▸ Required work: Repeat the full listing, word for word.

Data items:

.....

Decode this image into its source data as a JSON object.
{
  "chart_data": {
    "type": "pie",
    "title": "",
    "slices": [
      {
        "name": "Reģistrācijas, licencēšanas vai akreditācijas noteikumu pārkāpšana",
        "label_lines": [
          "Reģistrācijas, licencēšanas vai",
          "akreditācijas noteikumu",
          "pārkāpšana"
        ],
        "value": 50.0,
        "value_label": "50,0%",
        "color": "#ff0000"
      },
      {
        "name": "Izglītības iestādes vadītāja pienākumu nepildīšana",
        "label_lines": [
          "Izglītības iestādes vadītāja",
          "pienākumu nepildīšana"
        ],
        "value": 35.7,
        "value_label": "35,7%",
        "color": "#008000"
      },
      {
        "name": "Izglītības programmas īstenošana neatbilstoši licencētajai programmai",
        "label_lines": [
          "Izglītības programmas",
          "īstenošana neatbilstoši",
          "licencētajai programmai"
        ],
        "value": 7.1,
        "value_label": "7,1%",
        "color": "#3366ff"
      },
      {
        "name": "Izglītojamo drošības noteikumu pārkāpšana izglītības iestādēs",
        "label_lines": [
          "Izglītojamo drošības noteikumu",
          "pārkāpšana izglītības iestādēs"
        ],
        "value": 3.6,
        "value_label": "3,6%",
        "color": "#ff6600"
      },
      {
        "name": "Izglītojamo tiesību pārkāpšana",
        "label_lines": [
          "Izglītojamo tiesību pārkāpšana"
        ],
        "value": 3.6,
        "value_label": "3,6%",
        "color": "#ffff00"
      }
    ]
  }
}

.....

▸ Response for this exercise:
Decode this image into its source data as a JSON object.
{
  "chart_data": {
    "type": "pie",
    "title": "",
    "slices": [
      {
        "name": "Reģistrācijas, licencēšanas vai akreditācijas noteikumu pārkāpšana",
        "label_lines": [
          "Reģistrācijas, licencēšanas vai",
          "akreditācijas noteikumu",
          "pārkāpšana"
        ],
        "value": 50.0,
        "value_label": "50,0%",
        "color": "#ff0000"
      },
      {
        "name": "Izglītības iestādes vadītāja pienākumu nepildīšana",
        "label_lines": [
          "Izglītības iestādes vadītāja",
          "pienākumu nepildīšana"
        ],
        "value": 35.7,
        "value_label": "35,7%",
        "color": "#008000"
      },
      {
        "name": "Izglītības programmas īstenošana neatbilstoši licencētajai programmai",
        "label_lines": [
          "Izglītības programmas",
          "īstenošana neatbilstoši",
          "licencētajai programmai"
        ],
        "value": 7.1,
        "value_label": "7,1%",
        "color": "#3366ff"
      },
      {
        "name": "Izglītojamo drošības noteikumu pārkāpšana izglītības iestādēs",
        "label_lines": [
          "Izglītojamo drošības noteikumu",
          "pārkāpšana izglītības iestādēs"
        ],
        "value": 3.6,
        "value_label": "3,6%",
        "color": "#ff6600"
      },
      {
        "name": "Izglītojamo tiesību pārkāpšana",
        "label_lines": [
          "Izglītojamo tiesību pārkāpšana"
        ],
        "value": 3.6,
        "value_label": "3,6%",
        "color": "#ffff00"
      }
    ]
  }
}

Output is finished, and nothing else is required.